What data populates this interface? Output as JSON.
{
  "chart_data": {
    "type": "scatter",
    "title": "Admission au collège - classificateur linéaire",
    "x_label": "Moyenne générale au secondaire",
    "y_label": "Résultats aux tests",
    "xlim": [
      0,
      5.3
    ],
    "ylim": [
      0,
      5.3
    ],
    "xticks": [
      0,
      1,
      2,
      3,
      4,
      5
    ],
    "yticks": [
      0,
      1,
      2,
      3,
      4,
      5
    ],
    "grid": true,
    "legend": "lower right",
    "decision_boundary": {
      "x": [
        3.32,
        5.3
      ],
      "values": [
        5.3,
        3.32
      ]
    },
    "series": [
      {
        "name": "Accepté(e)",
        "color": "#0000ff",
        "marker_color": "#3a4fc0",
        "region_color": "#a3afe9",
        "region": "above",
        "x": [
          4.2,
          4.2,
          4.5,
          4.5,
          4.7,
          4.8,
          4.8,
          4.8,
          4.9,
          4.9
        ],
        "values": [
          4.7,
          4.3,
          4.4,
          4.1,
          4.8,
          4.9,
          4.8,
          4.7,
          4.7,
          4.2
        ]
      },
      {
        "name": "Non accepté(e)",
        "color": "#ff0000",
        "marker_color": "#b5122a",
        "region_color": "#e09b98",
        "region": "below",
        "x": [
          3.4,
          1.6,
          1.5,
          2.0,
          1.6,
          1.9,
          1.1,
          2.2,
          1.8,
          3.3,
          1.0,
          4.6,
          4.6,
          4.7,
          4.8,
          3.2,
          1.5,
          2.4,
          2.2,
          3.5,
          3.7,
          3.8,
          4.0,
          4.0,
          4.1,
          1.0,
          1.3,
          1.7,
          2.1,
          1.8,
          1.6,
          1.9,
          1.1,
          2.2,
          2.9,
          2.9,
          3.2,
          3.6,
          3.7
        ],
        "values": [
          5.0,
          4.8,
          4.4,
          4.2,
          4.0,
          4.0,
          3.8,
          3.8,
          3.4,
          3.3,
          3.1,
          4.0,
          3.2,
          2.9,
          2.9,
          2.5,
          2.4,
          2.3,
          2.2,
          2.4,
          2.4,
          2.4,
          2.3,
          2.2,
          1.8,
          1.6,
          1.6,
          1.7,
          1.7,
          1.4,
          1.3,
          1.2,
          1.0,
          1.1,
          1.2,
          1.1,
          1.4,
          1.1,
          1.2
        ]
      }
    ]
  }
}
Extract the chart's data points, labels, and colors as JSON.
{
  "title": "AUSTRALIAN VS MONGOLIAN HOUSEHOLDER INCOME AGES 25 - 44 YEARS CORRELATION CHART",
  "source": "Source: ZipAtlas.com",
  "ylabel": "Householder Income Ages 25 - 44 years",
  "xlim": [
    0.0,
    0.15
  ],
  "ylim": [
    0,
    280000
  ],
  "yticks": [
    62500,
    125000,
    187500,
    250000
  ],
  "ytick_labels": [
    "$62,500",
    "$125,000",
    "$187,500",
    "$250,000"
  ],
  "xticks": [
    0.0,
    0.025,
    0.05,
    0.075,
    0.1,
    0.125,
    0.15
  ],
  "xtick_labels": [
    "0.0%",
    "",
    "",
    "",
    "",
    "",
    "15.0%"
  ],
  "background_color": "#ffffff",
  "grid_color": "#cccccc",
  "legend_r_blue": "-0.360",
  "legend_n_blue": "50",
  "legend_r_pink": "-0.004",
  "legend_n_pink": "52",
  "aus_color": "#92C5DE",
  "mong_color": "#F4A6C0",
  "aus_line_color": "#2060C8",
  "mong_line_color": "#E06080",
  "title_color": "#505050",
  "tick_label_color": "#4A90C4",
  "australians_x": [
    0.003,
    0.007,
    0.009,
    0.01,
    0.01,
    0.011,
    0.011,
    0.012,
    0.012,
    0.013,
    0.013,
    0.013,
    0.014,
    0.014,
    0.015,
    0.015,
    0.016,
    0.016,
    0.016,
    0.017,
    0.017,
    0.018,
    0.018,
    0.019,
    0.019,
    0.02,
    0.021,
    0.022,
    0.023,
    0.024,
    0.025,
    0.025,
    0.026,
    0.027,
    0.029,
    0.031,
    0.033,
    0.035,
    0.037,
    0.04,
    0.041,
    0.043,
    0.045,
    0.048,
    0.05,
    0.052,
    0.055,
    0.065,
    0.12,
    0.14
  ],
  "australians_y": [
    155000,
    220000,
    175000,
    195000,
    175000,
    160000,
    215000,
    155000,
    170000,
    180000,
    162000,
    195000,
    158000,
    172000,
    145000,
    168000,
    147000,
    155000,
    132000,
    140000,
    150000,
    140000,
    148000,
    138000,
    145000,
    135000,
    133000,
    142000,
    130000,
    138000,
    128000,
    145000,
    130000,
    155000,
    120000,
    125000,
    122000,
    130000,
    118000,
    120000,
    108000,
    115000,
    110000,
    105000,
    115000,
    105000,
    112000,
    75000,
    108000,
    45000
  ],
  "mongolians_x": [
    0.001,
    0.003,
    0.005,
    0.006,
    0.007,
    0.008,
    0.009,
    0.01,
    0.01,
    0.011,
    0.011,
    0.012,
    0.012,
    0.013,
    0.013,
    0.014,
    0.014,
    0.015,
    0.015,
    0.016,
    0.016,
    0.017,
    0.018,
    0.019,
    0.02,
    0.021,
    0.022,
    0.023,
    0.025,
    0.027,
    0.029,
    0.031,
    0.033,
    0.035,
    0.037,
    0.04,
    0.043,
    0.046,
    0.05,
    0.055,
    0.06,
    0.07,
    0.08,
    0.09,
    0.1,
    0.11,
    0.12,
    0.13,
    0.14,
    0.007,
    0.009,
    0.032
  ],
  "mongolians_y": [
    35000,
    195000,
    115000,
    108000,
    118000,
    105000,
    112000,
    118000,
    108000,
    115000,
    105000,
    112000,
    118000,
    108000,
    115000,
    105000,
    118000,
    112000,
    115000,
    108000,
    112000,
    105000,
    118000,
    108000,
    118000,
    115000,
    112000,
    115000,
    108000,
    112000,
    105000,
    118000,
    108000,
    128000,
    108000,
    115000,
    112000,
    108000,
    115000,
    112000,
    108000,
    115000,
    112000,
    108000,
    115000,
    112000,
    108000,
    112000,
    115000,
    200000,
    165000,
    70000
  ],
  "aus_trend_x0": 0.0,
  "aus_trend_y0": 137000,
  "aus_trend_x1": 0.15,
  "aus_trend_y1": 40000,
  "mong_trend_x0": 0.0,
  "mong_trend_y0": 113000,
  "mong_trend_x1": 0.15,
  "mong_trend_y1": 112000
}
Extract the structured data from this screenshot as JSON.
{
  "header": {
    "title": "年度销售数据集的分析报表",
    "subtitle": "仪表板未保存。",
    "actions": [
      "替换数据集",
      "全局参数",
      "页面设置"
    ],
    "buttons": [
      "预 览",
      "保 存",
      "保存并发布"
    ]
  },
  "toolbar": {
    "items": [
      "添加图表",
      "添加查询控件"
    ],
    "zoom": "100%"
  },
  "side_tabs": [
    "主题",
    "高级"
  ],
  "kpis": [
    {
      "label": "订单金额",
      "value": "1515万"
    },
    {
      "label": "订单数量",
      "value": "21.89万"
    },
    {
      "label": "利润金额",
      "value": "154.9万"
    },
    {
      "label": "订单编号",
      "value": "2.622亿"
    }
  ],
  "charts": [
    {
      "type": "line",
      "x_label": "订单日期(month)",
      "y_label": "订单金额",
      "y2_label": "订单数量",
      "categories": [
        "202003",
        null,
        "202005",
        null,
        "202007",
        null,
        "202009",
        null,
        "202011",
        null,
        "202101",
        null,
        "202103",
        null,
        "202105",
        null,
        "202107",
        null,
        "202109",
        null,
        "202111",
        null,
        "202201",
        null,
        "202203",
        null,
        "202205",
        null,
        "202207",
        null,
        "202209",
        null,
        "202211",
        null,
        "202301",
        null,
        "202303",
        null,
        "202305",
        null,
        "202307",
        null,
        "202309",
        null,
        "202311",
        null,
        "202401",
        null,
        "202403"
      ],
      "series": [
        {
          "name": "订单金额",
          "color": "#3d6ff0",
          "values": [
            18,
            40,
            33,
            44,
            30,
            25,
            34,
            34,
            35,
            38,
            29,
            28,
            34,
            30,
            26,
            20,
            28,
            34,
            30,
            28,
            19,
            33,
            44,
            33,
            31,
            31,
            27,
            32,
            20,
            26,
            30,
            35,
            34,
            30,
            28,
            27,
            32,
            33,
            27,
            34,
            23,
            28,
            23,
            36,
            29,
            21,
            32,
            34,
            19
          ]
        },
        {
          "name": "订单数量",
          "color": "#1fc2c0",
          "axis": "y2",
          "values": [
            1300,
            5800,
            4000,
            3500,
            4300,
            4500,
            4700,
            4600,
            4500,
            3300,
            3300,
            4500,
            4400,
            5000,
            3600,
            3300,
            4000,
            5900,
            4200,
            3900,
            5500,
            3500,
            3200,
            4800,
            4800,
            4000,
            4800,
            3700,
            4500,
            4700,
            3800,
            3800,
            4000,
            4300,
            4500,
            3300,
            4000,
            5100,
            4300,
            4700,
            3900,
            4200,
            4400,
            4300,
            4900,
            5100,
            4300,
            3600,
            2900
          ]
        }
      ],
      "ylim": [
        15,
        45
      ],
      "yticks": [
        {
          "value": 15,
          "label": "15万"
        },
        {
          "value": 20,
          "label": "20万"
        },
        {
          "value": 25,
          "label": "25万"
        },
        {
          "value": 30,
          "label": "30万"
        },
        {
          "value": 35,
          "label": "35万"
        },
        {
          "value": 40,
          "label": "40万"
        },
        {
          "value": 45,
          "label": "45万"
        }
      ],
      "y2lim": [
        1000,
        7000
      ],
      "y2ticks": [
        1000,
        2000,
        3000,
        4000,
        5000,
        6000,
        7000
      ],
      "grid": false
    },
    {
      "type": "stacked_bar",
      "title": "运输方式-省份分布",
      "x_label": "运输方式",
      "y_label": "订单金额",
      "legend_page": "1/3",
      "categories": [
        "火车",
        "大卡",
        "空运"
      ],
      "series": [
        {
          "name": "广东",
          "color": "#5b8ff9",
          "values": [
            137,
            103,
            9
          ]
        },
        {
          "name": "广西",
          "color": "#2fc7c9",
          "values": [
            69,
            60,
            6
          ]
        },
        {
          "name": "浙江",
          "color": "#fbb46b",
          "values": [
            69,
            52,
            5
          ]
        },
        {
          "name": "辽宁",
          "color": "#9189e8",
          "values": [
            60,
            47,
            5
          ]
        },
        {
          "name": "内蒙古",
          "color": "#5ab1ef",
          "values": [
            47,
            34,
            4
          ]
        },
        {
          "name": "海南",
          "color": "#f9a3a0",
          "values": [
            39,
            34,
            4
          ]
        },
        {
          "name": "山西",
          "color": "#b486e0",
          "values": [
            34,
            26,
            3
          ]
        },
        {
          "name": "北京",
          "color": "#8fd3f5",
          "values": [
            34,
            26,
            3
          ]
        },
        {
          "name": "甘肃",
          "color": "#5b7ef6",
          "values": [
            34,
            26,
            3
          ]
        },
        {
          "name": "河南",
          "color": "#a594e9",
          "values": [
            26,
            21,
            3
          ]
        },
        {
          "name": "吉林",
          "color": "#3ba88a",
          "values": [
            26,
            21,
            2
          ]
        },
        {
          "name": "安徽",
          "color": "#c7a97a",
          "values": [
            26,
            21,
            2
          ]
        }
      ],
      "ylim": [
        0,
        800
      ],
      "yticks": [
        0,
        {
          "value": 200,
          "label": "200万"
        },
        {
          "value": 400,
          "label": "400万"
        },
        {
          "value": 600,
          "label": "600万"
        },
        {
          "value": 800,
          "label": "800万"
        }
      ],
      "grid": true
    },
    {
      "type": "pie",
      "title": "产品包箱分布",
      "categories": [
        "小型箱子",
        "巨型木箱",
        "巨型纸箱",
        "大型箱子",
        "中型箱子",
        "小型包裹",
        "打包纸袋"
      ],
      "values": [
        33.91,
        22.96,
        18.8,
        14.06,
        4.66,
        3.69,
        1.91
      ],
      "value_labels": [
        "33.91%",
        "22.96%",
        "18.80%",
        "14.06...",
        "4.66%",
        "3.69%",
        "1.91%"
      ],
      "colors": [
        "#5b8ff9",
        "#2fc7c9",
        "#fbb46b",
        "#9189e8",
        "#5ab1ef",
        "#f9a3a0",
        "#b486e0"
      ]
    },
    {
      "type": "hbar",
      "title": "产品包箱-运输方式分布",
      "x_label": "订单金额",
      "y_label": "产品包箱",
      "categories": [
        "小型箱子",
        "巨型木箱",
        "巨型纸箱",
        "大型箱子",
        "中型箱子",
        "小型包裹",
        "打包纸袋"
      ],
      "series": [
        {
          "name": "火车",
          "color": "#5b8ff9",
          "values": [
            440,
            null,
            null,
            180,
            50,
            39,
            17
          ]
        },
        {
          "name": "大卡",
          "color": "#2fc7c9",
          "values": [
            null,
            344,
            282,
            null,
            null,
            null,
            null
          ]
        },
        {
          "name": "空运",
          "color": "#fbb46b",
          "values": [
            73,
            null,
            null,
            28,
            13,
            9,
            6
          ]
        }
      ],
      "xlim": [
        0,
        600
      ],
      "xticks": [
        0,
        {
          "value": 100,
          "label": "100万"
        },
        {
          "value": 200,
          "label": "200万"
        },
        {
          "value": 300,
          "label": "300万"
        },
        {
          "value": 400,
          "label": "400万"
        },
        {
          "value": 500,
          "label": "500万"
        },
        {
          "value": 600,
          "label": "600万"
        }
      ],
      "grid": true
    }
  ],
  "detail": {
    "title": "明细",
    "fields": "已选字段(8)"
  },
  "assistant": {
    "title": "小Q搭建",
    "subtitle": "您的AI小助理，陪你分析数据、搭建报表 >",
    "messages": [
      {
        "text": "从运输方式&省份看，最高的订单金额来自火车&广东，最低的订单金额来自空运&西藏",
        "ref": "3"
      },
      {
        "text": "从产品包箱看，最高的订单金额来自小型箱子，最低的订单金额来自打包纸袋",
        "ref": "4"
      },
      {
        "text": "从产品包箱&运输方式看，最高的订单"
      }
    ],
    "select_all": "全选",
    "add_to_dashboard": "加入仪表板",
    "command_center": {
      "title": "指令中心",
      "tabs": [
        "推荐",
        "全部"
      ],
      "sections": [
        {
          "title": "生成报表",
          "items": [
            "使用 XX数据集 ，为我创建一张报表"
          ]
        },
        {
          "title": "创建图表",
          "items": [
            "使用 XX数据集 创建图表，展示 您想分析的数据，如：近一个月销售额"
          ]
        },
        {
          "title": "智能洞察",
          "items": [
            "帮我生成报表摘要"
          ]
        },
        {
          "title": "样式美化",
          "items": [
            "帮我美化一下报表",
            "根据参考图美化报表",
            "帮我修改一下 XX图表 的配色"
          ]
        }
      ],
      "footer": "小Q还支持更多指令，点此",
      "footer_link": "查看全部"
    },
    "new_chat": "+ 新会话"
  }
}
-- -- --
TASK DIRECTIONS. Your answer should be a single number: the count of lines containing the word "创建图表".

RESPONSE BELOW. 2